Data records:
┄┄┄┄┄┄┄┄┄┄┄┄┄┄┄┄┄┄┄┄

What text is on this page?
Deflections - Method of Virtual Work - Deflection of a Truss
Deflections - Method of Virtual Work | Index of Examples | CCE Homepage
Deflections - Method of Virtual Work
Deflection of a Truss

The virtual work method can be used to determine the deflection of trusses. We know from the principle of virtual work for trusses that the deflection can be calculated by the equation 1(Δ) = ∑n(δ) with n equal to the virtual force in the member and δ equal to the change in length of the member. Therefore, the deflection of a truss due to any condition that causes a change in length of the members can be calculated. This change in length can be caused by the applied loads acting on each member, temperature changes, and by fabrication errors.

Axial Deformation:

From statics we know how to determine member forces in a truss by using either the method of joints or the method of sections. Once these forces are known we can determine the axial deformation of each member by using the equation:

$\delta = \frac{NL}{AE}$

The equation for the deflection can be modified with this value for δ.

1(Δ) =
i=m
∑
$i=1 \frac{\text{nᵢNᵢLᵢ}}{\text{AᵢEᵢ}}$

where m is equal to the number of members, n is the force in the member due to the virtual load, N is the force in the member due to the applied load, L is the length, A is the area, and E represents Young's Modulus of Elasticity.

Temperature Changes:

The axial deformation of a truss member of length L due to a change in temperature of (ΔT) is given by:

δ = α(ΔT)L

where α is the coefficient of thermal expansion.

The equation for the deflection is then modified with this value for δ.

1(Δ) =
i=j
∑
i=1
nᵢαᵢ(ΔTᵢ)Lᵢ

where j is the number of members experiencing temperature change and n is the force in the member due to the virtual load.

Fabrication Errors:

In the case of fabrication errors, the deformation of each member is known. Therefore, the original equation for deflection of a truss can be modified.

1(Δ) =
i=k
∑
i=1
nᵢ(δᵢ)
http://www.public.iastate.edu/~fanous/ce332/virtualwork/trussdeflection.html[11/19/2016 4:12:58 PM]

┄┄┄┄┄┄┄┄┄┄┄┄┄┄┄┄┄┄┄┄

= Task prompt =
From the data above, pick out each line containing "Therefore" and copy it.

= Exercise solution =
The virtual work method can be used to determine the deflection of trusses. We know from the principle of virtual work for trusses that the deflection can be calculated by the equation 1(Δ) = ∑n(δ) with n equal to the virtual force in the member and δ equal to the change in length of the member. Therefore, the deflection of a truss due to any condition that causes a change in length of the members can be calculated. This change in length can be caused by the applied loads acting on each member, temperature changes, and by fabrication errors.
In the case of fabrication errors, the deformation of each member is known. Therefore, the original equation for deflection of a truss can be modified.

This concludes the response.